#### [Work to complete]
Please restate the following records word for word.

#### [Data provided]
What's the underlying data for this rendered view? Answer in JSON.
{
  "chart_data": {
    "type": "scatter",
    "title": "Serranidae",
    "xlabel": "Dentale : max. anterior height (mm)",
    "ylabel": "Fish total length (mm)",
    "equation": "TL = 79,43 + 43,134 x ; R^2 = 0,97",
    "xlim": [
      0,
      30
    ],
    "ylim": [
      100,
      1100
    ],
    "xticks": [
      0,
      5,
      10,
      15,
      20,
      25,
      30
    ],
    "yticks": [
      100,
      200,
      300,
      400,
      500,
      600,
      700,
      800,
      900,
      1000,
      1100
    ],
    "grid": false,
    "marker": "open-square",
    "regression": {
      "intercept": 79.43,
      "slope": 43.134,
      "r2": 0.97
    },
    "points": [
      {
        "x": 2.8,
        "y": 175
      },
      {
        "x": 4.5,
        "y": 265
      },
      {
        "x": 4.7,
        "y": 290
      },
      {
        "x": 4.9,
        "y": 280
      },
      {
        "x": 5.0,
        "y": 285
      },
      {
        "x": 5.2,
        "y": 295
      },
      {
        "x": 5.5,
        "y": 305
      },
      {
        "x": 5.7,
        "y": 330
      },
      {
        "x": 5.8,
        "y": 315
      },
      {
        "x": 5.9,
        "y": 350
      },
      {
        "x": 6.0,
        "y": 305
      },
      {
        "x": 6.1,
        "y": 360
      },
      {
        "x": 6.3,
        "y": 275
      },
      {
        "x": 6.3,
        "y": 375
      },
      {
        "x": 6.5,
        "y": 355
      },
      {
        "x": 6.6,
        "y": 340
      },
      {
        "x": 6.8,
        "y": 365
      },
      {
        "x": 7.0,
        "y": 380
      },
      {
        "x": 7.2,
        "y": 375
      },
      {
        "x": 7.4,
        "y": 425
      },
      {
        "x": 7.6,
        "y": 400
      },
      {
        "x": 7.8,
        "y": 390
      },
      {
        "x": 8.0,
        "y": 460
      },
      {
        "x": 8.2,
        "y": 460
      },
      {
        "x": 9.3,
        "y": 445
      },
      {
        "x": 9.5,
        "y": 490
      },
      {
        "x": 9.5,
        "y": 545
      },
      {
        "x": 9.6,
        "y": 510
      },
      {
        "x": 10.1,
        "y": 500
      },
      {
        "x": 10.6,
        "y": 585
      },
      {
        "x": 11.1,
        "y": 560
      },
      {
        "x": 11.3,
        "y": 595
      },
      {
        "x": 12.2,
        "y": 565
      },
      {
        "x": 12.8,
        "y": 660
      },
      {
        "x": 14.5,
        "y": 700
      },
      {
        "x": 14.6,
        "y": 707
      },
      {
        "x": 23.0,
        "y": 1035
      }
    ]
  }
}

#### [Complete answer]
What's the underlying data for this rendered view? Answer in JSON.
{
  "chart_data": {
    "type": "scatter",
    "title": "Serranidae",
    "xlabel": "Dentale : max. anterior height (mm)",
    "ylabel": "Fish total length (mm)",
    "equation": "TL = 79,43 + 43,134 x ; R^2 = 0,97",
    "xlim": [
      0,
      30
    ],
    "ylim": [
      100,
      1100
    ],
    "xticks": [
      0,
      5,
      10,
      15,
      20,
      25,
      30
    ],
    "yticks": [
      100,
      200,
      300,
      400,
      500,
      600,
      700,
      800,
      900,
      1000,
      1100
    ],
    "grid": false,
    "marker": "open-square",
    "regression": {
      "intercept": 79.43,
      "slope": 43.134,
      "r2": 0.97
    },
    "points": [
      {
        "x": 2.8,
        "y": 175
      },
      {
        "x": 4.5,
        "y": 265
      },
      {
        "x": 4.7,
        "y": 290
      },
      {
        "x": 4.9,
        "y": 280
      },
      {
        "x": 5.0,
        "y": 285
      },
      {
        "x": 5.2,
        "y": 295
      },
      {
        "x": 5.5,
        "y": 305
      },
      {
        "x": 5.7,
        "y": 330
      },
      {
        "x": 5.8,
        "y": 315
      },
      {
        "x": 5.9,
        "y": 350
      },
      {
        "x": 6.0,
        "y": 305
      },
      {
        "x": 6.1,
        "y": 360
      },
      {
        "x": 6.3,
        "y": 275
      },
      {
        "x": 6.3,
        "y": 375
      },
      {
        "x": 6.5,
        "y": 355
      },
      {
        "x": 6.6,
        "y": 340
      },
      {
        "x": 6.8,
        "y": 365
      },
      {
        "x": 7.0,
        "y": 380
      },
      {
        "x": 7.2,
        "y": 375
      },
      {
        "x": 7.4,
        "y": 425
      },
      {
        "x": 7.6,
        "y": 400
      },
      {
        "x": 7.8,
        "y": 390
      },
      {
        "x": 8.0,
        "y": 460
      },
      {
        "x": 8.2,
        "y": 460
      },
      {
        "x": 9.3,
        "y": 445
      },
      {
        "x": 9.5,
        "y": 490
      },
      {
        "x": 9.5,
        "y": 545
      },
      {
        "x": 9.6,
        "y": 510
      },
      {
        "x": 10.1,
        "y": 500
      },
      {
        "x": 10.6,
        "y": 585
      },
      {
        "x": 11.1,
        "y": 560
      },
      {
        "x": 11.3,
        "y": 595
      },
      {
        "x": 12.2,
        "y": 565
      },
      {
        "x": 12.8,
        "y": 660
      },
      {
        "x": 14.5,
        "y": 700
      },
      {
        "x": 14.6,
        "y": 707
      },
      {
        "x": 23.0,
        "y": 1035
      }
    ]
  }
}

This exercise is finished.